(Data excerpts)
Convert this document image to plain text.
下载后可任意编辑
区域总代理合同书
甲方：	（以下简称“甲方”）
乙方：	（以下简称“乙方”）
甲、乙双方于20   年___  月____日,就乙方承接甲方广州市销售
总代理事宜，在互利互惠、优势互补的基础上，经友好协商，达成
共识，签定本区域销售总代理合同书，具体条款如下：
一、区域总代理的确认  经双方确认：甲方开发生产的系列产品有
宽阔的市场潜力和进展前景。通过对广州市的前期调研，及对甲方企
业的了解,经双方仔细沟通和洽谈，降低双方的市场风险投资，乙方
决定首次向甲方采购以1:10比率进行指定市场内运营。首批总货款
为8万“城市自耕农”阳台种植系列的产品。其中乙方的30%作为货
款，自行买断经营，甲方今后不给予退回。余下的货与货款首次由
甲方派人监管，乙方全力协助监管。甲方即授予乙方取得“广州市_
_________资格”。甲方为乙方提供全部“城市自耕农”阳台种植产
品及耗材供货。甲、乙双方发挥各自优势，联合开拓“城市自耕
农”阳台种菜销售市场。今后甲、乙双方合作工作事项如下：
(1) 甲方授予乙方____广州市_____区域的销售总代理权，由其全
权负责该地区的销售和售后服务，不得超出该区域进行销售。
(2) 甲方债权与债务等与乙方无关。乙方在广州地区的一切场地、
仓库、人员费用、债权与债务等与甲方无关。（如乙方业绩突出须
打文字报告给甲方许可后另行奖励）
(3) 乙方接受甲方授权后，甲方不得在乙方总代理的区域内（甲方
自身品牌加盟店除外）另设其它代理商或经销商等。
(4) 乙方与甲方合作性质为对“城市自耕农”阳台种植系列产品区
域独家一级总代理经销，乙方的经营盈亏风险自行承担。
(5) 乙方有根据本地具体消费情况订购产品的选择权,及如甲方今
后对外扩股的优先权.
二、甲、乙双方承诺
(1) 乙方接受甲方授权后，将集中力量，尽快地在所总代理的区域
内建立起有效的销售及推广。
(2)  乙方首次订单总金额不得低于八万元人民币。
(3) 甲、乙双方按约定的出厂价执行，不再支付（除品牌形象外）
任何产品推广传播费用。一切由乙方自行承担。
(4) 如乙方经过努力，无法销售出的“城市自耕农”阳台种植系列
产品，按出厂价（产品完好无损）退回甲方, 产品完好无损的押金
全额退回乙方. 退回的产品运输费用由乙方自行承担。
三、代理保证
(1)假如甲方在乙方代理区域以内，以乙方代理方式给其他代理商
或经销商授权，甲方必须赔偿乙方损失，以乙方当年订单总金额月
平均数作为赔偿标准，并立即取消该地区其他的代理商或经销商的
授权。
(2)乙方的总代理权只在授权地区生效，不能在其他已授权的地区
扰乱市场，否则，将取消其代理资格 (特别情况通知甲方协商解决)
* * *
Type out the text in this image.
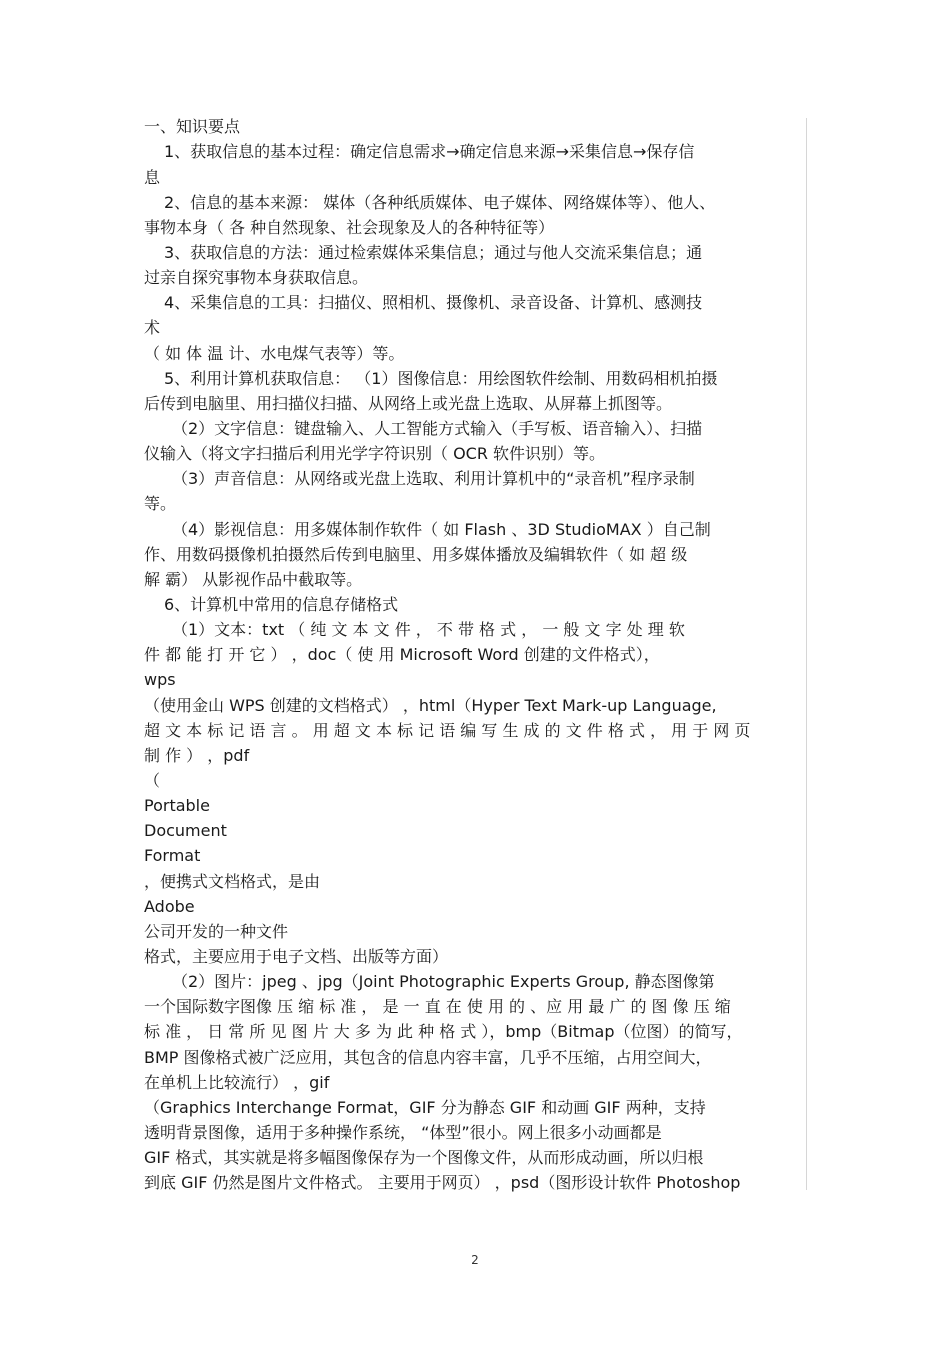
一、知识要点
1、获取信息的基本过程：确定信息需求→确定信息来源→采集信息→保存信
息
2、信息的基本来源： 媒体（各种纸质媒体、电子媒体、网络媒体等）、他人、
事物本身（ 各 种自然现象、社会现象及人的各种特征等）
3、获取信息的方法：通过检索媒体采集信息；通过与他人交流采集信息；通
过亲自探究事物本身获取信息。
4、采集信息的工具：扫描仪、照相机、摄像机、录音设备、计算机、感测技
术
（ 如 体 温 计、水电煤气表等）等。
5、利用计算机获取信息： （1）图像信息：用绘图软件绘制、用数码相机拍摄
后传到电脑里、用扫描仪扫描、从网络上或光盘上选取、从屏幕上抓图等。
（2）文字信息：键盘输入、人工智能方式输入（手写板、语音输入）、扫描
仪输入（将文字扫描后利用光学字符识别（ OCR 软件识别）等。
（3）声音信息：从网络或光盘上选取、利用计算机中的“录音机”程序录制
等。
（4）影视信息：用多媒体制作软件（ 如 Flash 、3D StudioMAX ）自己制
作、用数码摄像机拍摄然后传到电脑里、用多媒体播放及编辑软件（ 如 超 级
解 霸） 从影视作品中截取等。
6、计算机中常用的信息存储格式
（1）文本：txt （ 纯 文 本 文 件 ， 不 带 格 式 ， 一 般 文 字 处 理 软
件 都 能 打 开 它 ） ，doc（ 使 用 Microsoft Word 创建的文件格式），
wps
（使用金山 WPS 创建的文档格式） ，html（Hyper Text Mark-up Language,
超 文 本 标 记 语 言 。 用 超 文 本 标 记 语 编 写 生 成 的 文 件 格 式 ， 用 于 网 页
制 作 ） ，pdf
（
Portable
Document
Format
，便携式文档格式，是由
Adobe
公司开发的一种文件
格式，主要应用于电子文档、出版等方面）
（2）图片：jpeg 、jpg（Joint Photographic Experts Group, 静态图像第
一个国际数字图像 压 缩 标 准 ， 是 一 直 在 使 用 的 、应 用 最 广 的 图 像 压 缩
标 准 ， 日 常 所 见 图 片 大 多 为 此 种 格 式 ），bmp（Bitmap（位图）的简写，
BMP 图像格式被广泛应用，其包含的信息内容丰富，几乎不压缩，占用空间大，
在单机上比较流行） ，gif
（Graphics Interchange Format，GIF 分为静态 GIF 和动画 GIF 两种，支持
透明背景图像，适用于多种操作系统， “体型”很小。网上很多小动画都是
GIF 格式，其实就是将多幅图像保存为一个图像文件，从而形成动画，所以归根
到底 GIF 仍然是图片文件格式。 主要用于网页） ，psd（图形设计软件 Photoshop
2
...
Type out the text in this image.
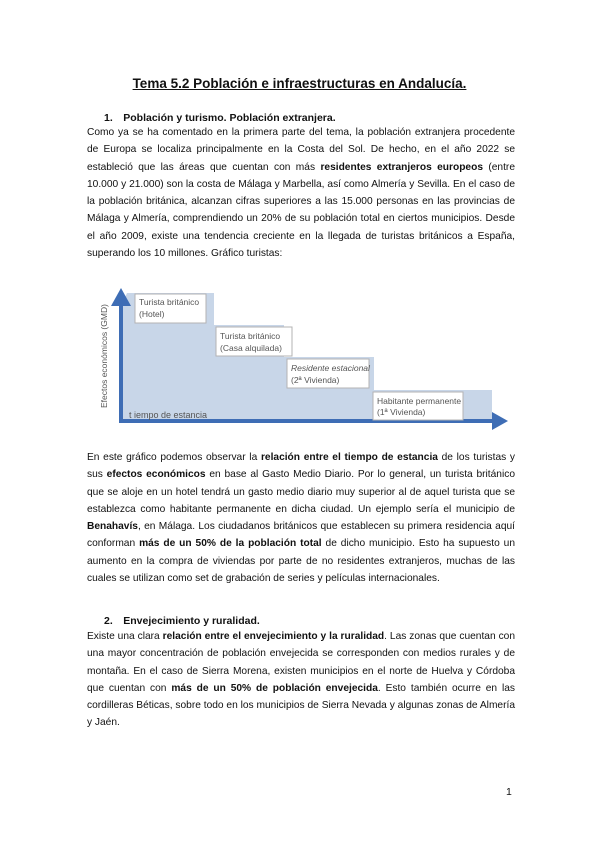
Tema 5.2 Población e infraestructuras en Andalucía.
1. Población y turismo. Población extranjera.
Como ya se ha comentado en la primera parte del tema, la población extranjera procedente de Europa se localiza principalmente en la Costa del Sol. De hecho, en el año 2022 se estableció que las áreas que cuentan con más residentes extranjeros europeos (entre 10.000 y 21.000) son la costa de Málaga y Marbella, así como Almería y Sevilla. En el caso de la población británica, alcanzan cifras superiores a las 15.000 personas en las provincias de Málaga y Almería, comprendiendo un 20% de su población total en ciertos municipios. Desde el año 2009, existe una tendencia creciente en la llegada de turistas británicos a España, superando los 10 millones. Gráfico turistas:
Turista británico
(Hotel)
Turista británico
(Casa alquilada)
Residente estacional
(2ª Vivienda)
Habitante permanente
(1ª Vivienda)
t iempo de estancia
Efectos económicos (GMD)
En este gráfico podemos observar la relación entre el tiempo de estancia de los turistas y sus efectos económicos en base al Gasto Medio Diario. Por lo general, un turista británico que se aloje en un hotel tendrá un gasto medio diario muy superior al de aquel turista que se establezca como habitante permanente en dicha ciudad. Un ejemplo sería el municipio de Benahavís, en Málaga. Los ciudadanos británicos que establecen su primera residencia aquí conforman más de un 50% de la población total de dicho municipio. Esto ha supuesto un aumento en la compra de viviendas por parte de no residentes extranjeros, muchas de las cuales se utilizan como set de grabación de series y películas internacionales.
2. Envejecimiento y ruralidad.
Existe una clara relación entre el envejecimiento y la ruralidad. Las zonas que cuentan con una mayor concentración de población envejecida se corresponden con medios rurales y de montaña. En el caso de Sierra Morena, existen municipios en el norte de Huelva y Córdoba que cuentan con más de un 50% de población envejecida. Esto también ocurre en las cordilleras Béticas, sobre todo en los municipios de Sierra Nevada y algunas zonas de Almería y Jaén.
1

● What you need to do: Pull out every line of the records that includes the string "乙方接受甲方授权后".

● The result:
(3) 乙方接受甲方授权后，甲方不得在乙方总代理的区域内（甲方
(1) 乙方接受甲方授权后，将集中力量，尽快地在所总代理的区域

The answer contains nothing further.